> **EXERCISE DIRECTIONS**
Leave out every picture and restate word for word the lines from the one with "Output the text content of this document." to the final line.

> **RECORDS SHOWN**
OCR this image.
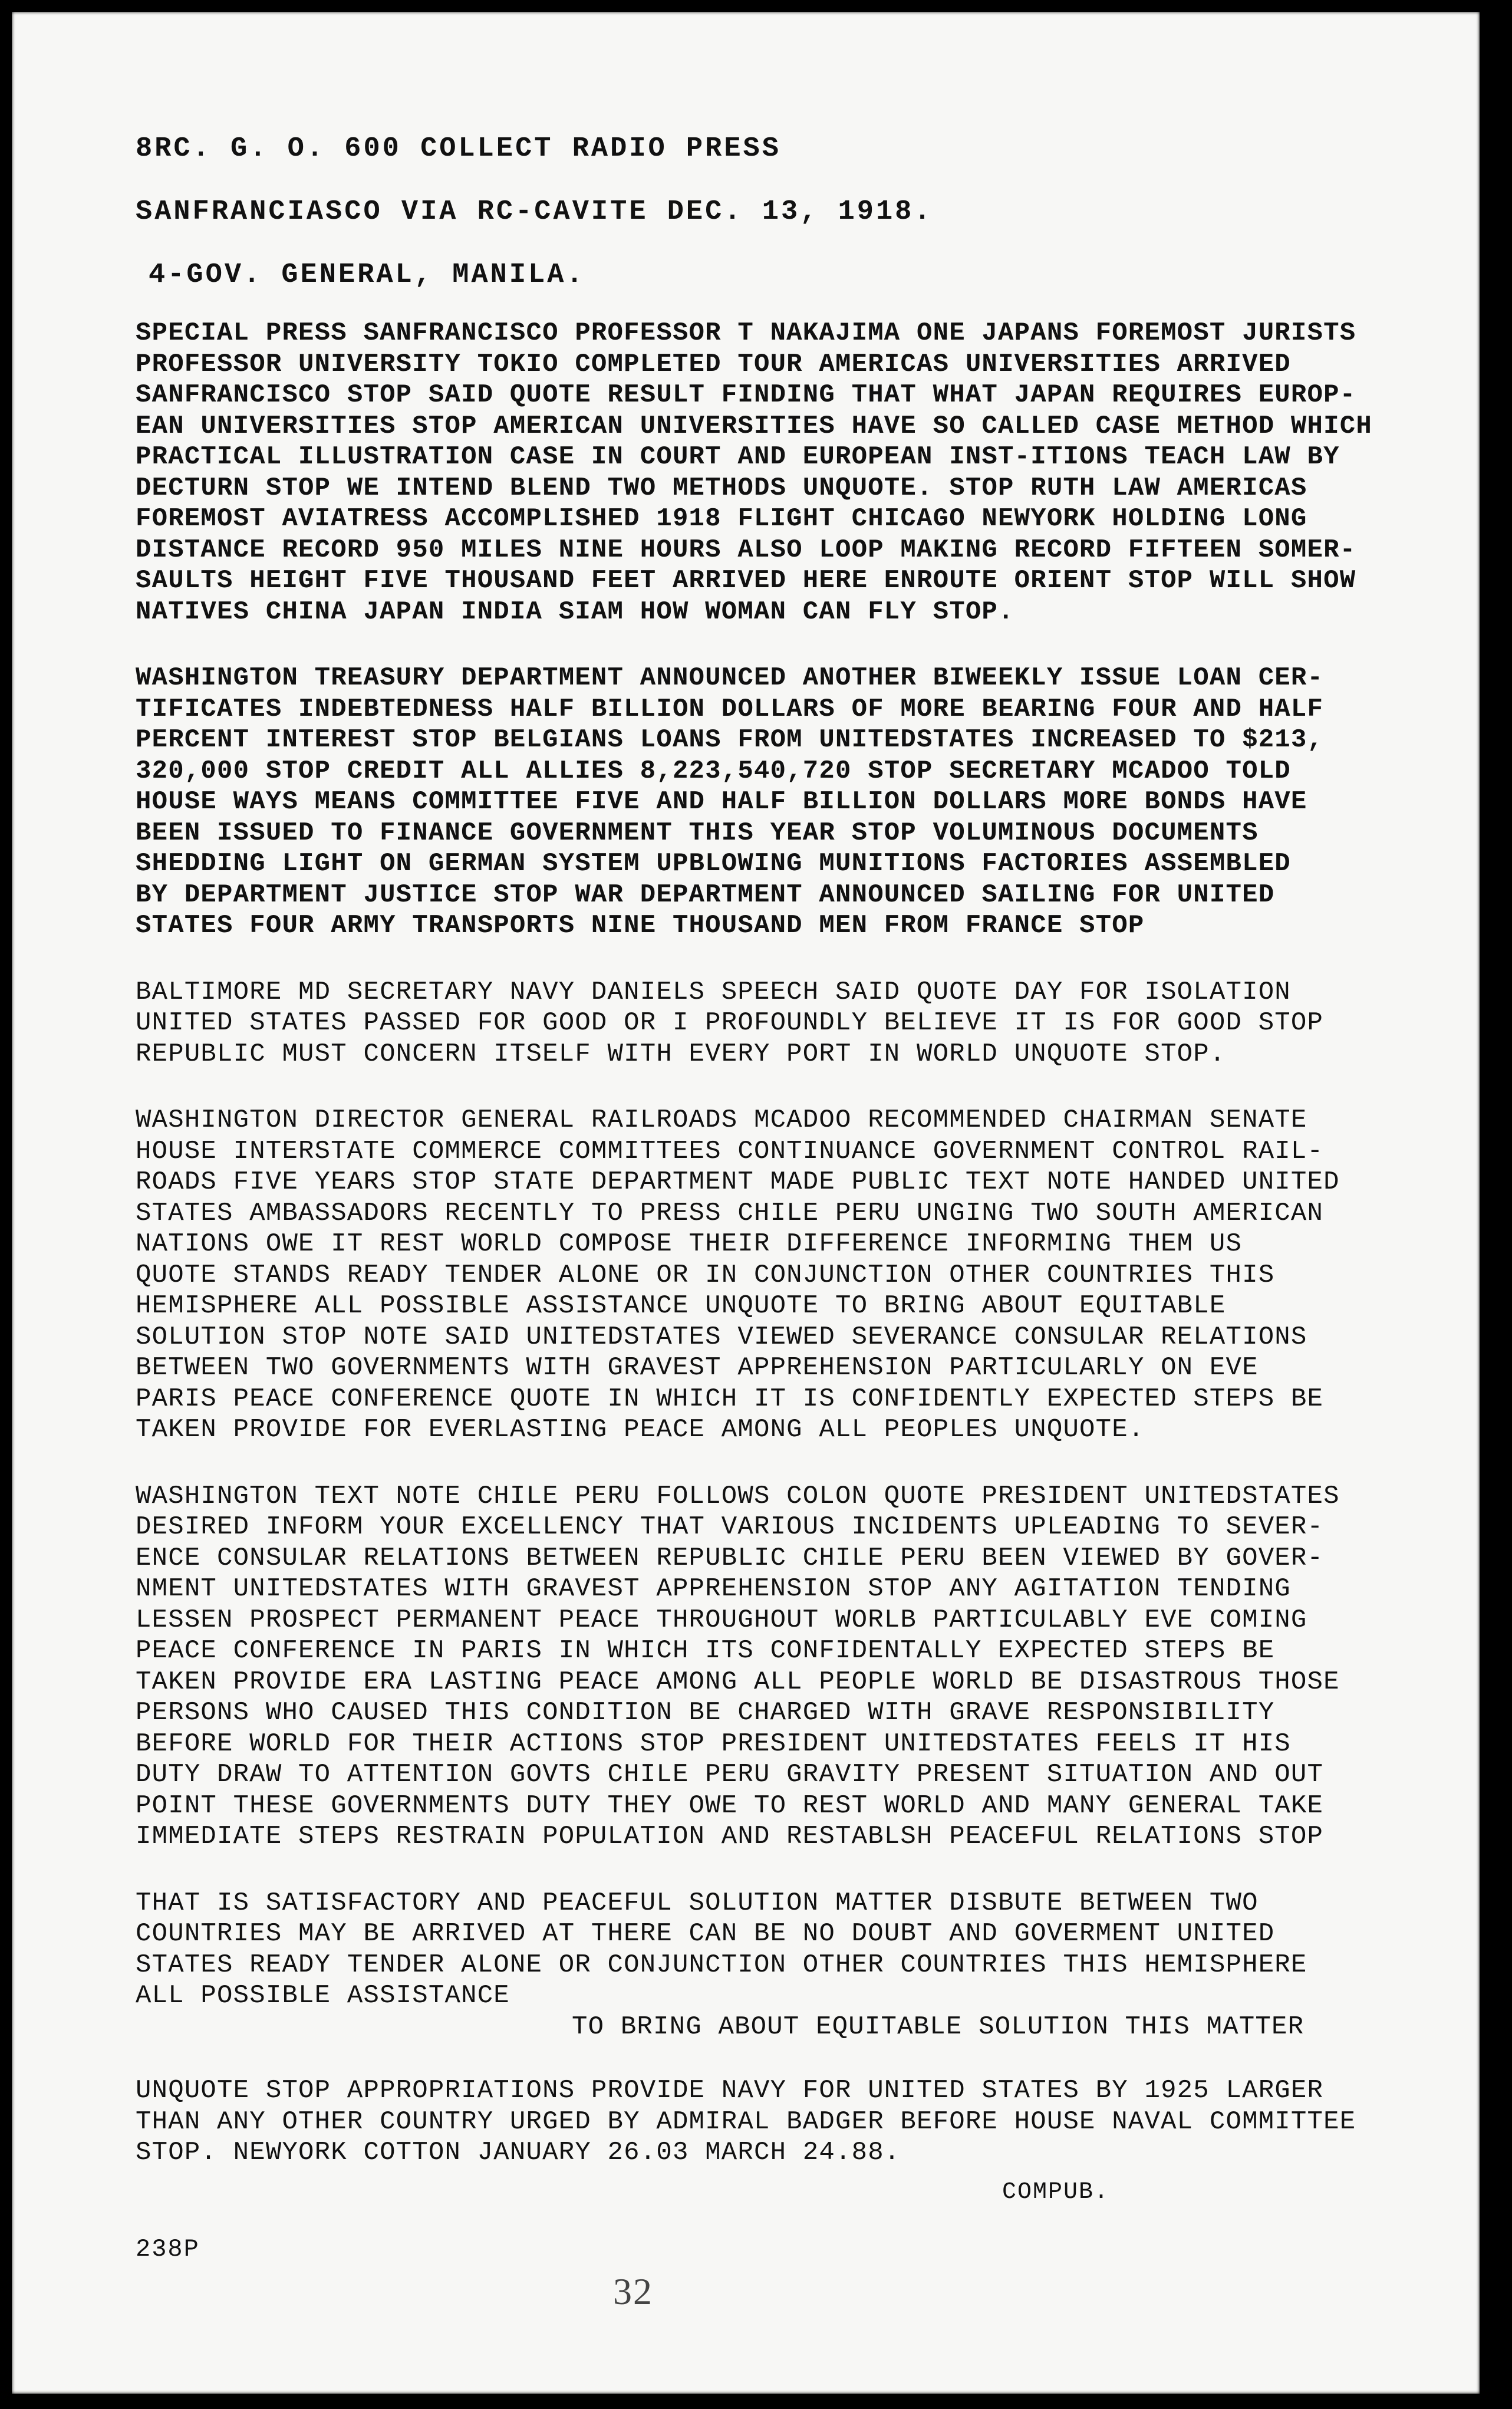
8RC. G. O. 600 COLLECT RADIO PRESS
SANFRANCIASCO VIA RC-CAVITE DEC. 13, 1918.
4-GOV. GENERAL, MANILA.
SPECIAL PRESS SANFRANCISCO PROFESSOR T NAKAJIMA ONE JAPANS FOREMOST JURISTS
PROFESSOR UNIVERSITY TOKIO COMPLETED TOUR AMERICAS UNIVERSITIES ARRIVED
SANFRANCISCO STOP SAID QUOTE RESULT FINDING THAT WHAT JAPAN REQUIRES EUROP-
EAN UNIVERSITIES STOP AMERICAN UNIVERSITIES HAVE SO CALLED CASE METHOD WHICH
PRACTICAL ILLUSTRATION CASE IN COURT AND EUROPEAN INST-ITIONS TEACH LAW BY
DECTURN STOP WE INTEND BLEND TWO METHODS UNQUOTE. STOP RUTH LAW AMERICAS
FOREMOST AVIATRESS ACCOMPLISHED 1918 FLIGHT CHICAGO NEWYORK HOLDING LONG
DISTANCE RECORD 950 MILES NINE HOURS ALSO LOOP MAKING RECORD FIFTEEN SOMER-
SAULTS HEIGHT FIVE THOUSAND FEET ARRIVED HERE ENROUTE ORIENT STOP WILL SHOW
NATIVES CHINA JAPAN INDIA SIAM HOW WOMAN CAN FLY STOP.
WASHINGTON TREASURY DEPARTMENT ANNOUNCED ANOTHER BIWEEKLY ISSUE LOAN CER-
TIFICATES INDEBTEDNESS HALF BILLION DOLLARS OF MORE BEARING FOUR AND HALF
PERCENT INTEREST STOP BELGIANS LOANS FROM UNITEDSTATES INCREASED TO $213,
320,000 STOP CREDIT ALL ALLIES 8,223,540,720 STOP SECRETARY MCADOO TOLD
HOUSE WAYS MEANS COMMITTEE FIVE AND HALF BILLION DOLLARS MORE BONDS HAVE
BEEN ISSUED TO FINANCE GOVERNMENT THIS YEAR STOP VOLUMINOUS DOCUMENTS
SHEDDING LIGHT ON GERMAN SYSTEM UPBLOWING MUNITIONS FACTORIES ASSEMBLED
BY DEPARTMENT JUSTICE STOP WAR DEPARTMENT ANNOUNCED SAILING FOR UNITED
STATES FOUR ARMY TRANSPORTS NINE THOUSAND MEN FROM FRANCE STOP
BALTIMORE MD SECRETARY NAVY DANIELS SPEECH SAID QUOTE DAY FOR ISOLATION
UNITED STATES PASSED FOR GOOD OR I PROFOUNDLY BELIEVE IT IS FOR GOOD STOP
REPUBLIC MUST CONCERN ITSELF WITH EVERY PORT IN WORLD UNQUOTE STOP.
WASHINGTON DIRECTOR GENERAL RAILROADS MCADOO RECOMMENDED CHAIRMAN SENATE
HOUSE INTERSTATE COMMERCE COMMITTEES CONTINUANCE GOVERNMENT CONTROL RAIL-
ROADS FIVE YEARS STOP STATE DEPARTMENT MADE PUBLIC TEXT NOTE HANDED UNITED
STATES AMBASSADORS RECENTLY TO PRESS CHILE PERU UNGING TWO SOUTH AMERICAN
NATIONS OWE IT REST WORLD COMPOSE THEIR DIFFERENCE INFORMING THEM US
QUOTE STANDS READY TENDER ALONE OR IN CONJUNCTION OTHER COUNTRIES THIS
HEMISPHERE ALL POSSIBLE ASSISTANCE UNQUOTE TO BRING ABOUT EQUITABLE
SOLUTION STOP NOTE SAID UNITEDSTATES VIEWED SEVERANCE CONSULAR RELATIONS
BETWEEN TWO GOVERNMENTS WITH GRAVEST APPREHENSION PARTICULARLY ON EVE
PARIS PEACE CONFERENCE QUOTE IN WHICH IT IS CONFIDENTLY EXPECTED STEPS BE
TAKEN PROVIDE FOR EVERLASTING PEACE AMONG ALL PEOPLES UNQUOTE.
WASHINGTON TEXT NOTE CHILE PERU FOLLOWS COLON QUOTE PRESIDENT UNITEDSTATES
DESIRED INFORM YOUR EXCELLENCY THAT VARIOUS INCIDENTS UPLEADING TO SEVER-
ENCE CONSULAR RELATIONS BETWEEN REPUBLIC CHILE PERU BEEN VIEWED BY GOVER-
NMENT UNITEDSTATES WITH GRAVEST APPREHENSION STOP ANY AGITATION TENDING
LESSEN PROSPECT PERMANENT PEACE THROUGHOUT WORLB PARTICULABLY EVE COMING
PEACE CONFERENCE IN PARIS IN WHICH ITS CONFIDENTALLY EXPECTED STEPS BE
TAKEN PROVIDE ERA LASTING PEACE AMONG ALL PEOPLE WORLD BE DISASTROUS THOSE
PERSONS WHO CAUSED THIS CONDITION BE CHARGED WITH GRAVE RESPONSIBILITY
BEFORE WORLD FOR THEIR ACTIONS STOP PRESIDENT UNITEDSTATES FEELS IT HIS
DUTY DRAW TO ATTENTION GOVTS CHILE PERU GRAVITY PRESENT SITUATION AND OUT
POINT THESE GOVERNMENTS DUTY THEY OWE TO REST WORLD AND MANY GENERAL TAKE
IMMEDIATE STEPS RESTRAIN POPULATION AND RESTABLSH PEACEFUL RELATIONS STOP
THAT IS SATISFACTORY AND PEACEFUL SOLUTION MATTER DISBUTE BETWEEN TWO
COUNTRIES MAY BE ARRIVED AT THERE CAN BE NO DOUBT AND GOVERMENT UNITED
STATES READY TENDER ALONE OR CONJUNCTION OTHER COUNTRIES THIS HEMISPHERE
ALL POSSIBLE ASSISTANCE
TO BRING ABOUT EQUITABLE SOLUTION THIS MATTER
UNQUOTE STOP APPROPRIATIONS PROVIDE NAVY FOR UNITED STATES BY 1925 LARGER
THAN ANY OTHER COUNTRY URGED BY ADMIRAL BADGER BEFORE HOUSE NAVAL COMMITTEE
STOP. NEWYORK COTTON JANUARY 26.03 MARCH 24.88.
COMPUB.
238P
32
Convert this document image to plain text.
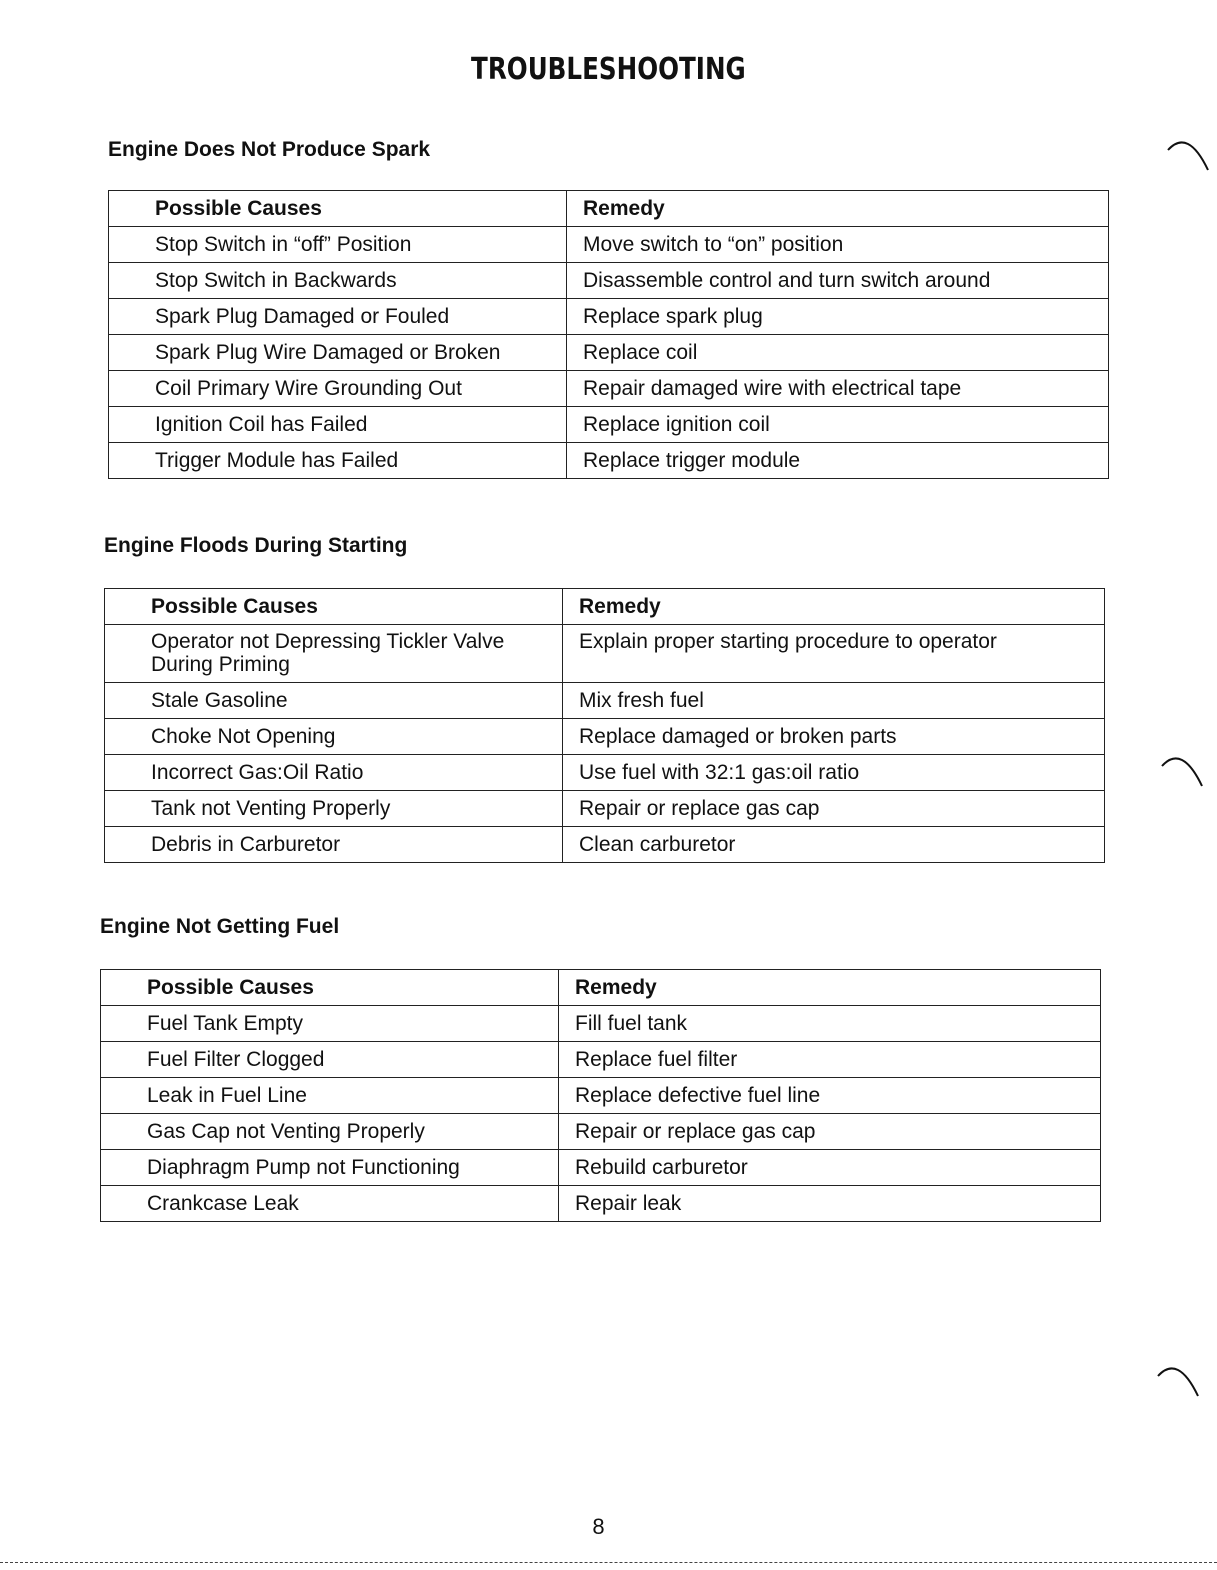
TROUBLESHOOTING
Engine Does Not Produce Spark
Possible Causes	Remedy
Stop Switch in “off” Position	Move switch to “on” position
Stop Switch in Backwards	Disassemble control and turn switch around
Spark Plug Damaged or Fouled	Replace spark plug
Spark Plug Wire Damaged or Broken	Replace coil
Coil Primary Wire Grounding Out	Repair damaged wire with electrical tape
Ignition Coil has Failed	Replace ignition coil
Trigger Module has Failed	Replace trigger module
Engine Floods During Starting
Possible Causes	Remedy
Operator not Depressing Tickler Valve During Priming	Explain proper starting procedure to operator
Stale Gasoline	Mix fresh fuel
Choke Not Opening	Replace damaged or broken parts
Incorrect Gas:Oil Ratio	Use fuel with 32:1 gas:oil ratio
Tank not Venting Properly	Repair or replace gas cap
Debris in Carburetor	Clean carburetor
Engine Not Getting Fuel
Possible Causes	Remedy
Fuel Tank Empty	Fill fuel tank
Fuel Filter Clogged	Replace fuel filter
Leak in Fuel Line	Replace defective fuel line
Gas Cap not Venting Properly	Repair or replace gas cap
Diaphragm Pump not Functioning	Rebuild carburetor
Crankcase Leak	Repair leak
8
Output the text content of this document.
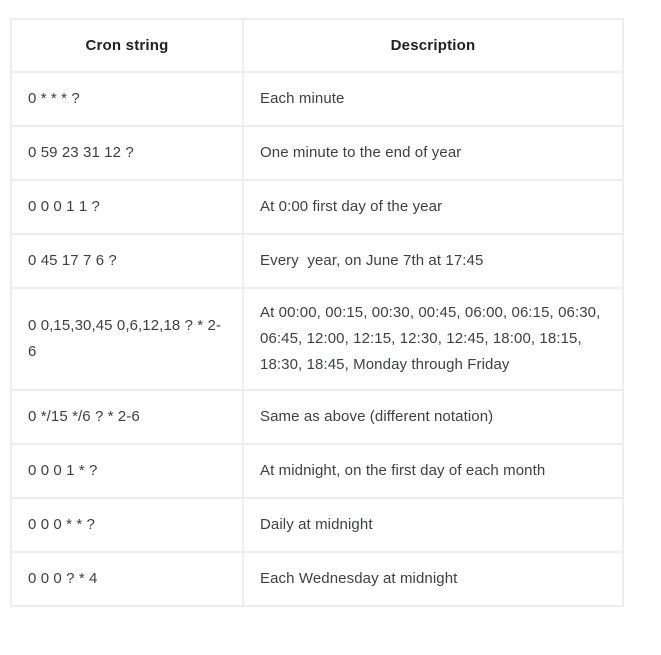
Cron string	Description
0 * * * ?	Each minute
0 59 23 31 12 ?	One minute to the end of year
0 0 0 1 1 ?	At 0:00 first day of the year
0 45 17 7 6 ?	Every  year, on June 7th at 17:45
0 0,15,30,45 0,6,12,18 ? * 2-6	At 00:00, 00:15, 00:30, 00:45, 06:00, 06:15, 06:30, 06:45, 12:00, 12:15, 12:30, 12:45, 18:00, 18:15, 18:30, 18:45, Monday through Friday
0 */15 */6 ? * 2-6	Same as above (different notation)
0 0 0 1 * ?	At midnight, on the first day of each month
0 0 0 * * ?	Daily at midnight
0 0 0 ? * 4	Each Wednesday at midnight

> **WRITTEN RESPONSE**
Output the text content of this document.
Cron string	Description
0 * * * ?	Each minute
0 59 23 31 12 ?	One minute to the end of year
0 0 0 1 1 ?	At 0:00 first day of the year
0 45 17 7 6 ?	Every  year, on June 7th at 17:45
0 0,15,30,45 0,6,12,18 ? * 2-6	At 00:00, 00:15, 00:30, 00:45, 06:00, 06:15, 06:30, 06:45, 12:00, 12:15, 12:30, 12:45, 18:00, 18:15, 18:30, 18:45, Monday through Friday
0 */15 */6 ? * 2-6	Same as above (different notation)
0 0 0 1 * ?	At midnight, on the first day of each month
0 0 0 * * ?	Daily at midnight
0 0 0 ? * 4	Each Wednesday at midnight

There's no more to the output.